• [Stated task]
Please return the full listing below without altering anything.

Collection entries:
━━━━━━━━━━

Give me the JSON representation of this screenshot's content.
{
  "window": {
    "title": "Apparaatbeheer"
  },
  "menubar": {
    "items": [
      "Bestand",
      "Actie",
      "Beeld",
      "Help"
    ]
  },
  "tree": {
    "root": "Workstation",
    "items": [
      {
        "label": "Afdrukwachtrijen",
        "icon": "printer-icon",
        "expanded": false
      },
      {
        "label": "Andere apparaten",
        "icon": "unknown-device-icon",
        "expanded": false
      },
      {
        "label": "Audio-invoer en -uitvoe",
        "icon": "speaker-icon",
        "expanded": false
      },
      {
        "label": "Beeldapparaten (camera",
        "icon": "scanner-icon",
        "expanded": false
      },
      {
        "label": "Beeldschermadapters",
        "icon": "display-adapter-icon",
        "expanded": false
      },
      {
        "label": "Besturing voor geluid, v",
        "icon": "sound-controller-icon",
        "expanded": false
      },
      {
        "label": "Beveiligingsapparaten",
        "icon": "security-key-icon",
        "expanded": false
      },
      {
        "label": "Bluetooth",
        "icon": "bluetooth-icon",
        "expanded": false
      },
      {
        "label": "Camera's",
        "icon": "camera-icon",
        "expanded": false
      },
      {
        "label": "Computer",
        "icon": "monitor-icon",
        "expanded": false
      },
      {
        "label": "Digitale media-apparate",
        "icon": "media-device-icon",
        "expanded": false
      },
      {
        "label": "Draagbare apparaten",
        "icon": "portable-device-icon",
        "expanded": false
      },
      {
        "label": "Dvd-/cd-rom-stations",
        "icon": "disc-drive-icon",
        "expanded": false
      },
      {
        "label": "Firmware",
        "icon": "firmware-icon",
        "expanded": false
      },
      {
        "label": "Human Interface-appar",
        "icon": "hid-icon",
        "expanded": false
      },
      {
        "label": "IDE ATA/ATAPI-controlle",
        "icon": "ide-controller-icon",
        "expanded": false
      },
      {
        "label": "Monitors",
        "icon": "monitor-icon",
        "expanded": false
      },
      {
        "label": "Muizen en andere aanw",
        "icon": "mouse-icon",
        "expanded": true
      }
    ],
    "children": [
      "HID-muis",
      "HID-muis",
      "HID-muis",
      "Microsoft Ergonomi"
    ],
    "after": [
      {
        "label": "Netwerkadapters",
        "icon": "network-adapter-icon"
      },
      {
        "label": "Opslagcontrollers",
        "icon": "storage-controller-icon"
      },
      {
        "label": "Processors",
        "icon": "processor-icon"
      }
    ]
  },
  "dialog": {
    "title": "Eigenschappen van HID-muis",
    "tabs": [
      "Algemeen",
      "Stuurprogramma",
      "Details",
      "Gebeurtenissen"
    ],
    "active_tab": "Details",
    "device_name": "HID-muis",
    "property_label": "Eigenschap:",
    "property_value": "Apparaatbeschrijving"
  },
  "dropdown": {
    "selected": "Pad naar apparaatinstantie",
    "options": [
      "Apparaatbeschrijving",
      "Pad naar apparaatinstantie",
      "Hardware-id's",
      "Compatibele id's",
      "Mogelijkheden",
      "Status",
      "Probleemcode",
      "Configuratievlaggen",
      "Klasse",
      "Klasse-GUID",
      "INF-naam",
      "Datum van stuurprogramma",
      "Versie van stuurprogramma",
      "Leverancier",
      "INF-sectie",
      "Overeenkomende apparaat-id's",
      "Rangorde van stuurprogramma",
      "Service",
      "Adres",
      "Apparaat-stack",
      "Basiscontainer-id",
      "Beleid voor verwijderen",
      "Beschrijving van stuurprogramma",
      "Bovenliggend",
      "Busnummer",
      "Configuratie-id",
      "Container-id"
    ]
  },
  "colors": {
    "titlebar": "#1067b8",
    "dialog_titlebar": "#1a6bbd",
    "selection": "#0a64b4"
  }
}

━━━━━━━━━━

• [Result for this exercise]
Give me the JSON representation of this screenshot's content.
{
  "window": {
    "title": "Apparaatbeheer"
  },
  "menubar": {
    "items": [
      "Bestand",
      "Actie",
      "Beeld",
      "Help"
    ]
  },
  "tree": {
    "root": "Workstation",
    "items": [
      {
        "label": "Afdrukwachtrijen",
        "icon": "printer-icon",
        "expanded": false
      },
      {
        "label": "Andere apparaten",
        "icon": "unknown-device-icon",
        "expanded": false
      },
      {
        "label": "Audio-invoer en -uitvoe",
        "icon": "speaker-icon",
        "expanded": false
      },
      {
        "label": "Beeldapparaten (camera",
        "icon": "scanner-icon",
        "expanded": false
      },
      {
        "label": "Beeldschermadapters",
        "icon": "display-adapter-icon",
        "expanded": false
      },
      {
        "label": "Besturing voor geluid, v",
        "icon": "sound-controller-icon",
        "expanded": false
      },
      {
        "label": "Beveiligingsapparaten",
        "icon": "security-key-icon",
        "expanded": false
      },
      {
        "label": "Bluetooth",
        "icon": "bluetooth-icon",
        "expanded": false
      },
      {
        "label": "Camera's",
        "icon": "camera-icon",
        "expanded": false
      },
      {
        "label": "Computer",
        "icon": "monitor-icon",
        "expanded": false
      },
      {
        "label": "Digitale media-apparate",
        "icon": "media-device-icon",
        "expanded": false
      },
      {
        "label": "Draagbare apparaten",
        "icon": "portable-device-icon",
        "expanded": false
      },
      {
        "label": "Dvd-/cd-rom-stations",
        "icon": "disc-drive-icon",
        "expanded": false
      },
      {
        "label": "Firmware",
        "icon": "firmware-icon",
        "expanded": false
      },
      {
        "label": "Human Interface-appar",
        "icon": "hid-icon",
        "expanded": false
      },
      {
        "label": "IDE ATA/ATAPI-controlle",
        "icon": "ide-controller-icon",
        "expanded": false
      },
      {
        "label": "Monitors",
        "icon": "monitor-icon",
        "expanded": false
      },
      {
        "label": "Muizen en andere aanw",
        "icon": "mouse-icon",
        "expanded": true
      }
    ],
    "children": [
      "HID-muis",
      "HID-muis",
      "HID-muis",
      "Microsoft Ergonomi"
    ],
    "after": [
      {
        "label": "Netwerkadapters",
        "icon": "network-adapter-icon"
      },
      {
        "label": "Opslagcontrollers",
        "icon": "storage-controller-icon"
      },
      {
        "label": "Processors",
        "icon": "processor-icon"
      }
    ]
  },
  "dialog": {
    "title": "Eigenschappen van HID-muis",
    "tabs": [
      "Algemeen",
      "Stuurprogramma",
      "Details",
      "Gebeurtenissen"
    ],
    "active_tab": "Details",
    "device_name": "HID-muis",
    "property_label": "Eigenschap:",
    "property_value": "Apparaatbeschrijving"
  },
  "dropdown": {
    "selected": "Pad naar apparaatinstantie",
    "options": [
      "Apparaatbeschrijving",
      "Pad naar apparaatinstantie",
      "Hardware-id's",
      "Compatibele id's",
      "Mogelijkheden",
      "Status",
      "Probleemcode",
      "Configuratievlaggen",
      "Klasse",
      "Klasse-GUID",
      "INF-naam",
      "Datum van stuurprogramma",
      "Versie van stuurprogramma",
      "Leverancier",
      "INF-sectie",
      "Overeenkomende apparaat-id's",
      "Rangorde van stuurprogramma",
      "Service",
      "Adres",
      "Apparaat-stack",
      "Basiscontainer-id",
      "Beleid voor verwijderen",
      "Beschrijving van stuurprogramma",
      "Bovenliggend",
      "Busnummer",
      "Configuratie-id",
      "Container-id"
    ]
  },
  "colors": {
    "titlebar": "#1067b8",
    "dialog_titlebar": "#1a6bbd",
    "selection": "#0a64b4"
  }
}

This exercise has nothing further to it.